(EXERCISE MATERIAL begins)
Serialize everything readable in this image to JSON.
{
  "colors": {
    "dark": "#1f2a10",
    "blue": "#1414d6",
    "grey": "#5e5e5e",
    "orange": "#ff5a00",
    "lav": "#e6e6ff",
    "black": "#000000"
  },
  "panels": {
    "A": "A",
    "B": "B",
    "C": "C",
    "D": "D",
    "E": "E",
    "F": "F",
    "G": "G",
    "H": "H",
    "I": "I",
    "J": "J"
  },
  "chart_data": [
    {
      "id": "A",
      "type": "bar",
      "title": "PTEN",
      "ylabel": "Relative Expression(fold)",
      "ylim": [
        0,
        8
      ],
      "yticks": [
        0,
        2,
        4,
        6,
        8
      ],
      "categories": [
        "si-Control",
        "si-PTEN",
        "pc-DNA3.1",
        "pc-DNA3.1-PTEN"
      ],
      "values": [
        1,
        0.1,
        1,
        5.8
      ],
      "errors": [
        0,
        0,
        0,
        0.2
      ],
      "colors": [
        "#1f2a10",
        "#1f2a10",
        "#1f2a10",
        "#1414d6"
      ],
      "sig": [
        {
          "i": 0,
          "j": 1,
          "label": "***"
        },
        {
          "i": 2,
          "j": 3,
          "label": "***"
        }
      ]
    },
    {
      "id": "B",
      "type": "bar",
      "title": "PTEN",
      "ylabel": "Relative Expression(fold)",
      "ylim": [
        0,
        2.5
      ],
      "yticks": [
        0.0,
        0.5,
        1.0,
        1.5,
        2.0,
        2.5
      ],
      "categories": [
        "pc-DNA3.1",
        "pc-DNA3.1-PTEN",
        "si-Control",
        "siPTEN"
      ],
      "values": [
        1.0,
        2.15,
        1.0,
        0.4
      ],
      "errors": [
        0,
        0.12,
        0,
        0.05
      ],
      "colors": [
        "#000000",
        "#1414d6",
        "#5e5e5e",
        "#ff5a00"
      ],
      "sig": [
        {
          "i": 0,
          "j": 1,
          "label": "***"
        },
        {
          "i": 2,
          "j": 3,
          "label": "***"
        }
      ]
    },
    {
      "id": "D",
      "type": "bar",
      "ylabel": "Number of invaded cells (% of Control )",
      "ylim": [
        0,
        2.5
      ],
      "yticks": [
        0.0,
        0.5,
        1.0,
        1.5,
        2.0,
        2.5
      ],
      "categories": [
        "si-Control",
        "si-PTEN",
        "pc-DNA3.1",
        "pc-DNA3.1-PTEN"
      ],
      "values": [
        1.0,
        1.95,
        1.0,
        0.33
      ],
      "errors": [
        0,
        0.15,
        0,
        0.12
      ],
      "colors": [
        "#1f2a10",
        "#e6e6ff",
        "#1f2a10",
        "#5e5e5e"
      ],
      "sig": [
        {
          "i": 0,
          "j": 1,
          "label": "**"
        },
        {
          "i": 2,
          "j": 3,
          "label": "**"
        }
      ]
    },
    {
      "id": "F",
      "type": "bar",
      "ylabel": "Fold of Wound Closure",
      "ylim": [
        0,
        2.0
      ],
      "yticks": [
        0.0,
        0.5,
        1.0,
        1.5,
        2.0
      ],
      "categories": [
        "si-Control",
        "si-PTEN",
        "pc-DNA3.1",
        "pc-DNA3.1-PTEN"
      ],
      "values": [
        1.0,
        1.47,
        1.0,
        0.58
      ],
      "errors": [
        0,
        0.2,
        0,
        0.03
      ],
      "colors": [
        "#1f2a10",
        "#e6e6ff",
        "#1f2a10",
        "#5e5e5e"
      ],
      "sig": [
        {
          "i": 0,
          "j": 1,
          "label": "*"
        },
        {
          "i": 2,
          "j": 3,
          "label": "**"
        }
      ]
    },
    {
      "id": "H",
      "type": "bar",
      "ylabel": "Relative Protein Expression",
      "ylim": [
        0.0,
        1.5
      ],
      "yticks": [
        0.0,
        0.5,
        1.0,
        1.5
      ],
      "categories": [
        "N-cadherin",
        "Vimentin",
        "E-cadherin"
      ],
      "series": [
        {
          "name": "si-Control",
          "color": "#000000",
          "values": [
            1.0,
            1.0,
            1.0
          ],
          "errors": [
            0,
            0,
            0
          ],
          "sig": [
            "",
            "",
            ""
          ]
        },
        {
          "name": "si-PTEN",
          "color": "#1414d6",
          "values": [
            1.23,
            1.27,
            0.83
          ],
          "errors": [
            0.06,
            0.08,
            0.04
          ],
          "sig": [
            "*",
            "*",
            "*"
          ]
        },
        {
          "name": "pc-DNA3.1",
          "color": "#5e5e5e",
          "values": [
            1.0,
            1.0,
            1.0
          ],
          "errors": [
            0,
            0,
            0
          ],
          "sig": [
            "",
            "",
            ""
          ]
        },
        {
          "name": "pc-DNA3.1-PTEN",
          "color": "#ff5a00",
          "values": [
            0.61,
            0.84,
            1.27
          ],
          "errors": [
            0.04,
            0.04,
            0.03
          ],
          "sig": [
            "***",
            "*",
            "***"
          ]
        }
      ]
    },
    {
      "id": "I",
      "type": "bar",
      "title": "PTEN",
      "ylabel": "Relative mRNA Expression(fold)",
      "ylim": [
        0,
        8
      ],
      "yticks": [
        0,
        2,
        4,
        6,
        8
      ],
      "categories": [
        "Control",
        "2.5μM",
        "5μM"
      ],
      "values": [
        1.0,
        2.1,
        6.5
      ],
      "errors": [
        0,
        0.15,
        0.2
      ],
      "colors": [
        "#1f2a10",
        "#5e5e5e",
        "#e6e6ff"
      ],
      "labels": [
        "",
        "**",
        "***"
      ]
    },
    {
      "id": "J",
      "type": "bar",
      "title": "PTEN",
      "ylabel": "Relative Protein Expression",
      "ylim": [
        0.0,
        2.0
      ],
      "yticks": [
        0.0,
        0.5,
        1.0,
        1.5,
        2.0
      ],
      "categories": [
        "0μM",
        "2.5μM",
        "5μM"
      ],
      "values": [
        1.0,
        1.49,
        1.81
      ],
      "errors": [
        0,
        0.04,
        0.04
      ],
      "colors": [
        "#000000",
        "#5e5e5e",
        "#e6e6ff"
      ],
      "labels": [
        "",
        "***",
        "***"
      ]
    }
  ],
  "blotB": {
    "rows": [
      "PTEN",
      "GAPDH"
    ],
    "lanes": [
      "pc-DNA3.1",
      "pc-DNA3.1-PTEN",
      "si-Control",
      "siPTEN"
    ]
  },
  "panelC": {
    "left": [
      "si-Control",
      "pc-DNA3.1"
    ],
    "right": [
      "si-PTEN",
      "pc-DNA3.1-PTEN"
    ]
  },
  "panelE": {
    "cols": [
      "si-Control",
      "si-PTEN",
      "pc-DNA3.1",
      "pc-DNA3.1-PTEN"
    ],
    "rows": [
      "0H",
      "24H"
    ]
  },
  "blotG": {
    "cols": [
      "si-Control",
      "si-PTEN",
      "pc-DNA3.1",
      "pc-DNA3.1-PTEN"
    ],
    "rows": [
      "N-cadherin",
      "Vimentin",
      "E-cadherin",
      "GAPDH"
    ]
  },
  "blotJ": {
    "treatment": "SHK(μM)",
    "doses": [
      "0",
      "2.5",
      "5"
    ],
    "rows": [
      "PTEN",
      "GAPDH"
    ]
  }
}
(EXERCISE MATERIAL ends)
(EXERCISE MATERIAL begins)
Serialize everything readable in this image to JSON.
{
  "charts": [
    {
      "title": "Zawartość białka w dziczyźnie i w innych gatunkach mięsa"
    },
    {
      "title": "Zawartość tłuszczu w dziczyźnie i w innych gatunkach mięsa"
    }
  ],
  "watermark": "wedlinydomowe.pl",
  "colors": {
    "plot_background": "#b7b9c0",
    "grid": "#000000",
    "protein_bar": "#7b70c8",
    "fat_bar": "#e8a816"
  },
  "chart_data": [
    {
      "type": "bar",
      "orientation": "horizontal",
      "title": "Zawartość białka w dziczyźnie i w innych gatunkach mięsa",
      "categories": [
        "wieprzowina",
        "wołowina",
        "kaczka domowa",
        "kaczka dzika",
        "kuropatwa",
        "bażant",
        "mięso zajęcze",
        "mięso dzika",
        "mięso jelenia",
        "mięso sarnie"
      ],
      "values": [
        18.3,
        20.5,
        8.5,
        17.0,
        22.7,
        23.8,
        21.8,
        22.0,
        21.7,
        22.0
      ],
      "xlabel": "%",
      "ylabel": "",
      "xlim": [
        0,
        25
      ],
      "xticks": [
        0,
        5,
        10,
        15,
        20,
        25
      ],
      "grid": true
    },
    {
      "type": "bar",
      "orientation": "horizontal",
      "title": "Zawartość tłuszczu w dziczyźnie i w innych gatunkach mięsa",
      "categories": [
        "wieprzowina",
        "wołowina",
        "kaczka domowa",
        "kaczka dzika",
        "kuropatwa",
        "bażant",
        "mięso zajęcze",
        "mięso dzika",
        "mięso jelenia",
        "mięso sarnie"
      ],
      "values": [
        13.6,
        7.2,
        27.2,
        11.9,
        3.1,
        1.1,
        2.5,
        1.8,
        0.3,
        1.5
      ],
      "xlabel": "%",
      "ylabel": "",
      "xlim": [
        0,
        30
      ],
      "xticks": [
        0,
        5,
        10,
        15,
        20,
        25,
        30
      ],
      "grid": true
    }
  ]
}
(EXERCISE MATERIAL ends)
(EXERCISE MATERIAL begins)
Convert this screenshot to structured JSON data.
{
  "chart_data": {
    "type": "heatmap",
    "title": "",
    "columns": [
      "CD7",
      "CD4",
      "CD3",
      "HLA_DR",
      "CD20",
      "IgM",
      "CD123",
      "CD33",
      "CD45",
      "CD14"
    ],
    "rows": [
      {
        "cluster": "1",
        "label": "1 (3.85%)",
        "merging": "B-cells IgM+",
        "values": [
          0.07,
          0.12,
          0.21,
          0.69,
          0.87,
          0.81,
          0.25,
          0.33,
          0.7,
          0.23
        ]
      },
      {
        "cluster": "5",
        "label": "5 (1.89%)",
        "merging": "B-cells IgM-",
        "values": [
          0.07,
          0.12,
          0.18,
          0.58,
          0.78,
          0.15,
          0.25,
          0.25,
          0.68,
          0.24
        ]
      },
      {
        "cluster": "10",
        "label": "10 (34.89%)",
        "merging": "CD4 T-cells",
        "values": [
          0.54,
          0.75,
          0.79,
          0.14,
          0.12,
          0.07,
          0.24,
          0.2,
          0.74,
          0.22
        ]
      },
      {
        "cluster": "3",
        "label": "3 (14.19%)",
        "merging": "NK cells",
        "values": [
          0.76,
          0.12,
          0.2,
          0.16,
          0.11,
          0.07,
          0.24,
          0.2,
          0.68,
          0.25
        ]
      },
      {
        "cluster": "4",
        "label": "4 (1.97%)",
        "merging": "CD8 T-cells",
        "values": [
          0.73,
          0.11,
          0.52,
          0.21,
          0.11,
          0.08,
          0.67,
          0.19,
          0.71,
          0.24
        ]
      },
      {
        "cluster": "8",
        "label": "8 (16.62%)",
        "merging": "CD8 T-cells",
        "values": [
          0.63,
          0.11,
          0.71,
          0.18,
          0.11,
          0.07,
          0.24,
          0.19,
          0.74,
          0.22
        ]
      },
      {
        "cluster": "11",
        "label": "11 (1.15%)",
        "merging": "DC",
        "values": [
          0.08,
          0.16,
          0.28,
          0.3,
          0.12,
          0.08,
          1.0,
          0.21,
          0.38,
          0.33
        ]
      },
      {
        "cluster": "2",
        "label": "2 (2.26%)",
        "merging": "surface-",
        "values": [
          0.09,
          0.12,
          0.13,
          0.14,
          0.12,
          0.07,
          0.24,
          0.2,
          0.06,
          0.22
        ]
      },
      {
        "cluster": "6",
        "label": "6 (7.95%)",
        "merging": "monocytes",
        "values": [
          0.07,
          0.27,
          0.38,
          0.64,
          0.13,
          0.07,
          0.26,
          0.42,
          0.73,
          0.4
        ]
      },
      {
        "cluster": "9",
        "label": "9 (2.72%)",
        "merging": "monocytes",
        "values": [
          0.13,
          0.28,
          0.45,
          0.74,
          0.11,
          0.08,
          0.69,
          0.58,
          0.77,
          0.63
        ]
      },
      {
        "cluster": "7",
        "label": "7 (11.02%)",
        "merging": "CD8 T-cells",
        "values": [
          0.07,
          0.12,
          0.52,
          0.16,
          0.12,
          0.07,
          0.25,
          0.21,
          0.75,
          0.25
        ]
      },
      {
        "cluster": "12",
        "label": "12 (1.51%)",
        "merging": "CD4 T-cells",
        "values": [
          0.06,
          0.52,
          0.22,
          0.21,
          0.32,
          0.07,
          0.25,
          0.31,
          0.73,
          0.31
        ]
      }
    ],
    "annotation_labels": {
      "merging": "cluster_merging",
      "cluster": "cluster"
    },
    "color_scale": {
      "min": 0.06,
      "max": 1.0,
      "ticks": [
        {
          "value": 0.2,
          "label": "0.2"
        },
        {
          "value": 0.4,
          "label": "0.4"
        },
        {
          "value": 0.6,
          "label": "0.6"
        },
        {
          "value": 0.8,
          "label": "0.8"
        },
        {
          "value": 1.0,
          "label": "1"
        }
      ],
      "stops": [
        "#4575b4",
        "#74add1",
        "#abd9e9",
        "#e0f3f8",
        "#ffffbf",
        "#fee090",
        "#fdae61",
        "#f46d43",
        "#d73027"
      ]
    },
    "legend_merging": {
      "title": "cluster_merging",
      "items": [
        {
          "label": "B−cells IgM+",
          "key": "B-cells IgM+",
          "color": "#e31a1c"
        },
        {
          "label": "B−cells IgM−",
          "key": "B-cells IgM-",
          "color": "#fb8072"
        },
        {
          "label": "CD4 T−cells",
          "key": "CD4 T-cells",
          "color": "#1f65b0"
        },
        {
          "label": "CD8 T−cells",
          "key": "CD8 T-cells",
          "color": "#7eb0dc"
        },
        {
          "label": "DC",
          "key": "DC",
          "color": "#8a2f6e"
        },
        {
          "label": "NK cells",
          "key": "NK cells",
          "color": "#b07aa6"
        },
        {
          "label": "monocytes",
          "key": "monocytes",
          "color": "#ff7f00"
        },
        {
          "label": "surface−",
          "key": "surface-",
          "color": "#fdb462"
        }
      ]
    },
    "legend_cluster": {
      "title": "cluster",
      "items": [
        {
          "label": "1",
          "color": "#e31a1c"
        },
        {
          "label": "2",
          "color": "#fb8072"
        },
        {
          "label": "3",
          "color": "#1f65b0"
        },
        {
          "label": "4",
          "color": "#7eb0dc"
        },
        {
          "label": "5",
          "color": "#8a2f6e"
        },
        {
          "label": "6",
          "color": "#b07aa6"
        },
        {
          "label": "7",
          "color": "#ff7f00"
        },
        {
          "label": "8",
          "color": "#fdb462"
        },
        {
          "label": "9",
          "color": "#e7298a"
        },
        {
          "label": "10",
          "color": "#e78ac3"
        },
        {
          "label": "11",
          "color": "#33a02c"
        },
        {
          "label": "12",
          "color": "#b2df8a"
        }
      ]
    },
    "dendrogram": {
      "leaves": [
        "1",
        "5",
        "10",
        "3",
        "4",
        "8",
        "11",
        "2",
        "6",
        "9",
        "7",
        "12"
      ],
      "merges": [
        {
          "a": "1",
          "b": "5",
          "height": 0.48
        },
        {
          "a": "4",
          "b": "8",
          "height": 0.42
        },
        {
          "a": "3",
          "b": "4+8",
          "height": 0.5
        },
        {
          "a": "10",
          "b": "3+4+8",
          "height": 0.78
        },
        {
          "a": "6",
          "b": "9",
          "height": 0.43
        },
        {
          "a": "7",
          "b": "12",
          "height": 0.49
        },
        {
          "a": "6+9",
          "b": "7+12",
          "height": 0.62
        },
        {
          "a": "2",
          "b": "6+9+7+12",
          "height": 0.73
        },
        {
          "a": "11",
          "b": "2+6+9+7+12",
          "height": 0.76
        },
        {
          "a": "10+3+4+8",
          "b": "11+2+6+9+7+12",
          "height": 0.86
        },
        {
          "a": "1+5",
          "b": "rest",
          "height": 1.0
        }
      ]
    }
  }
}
(EXERCISE MATERIAL ends)
- WORK TASK
Using the data above, return each line that includes the word "tłuszczu".

- EXERCISE RESULT
      "title": "Zawartość tłuszczu w dziczyźnie i w innych gatunkach mięsa"
      "title": "Zawartość tłuszczu w dziczyźnie i w innych gatunkach mięsa",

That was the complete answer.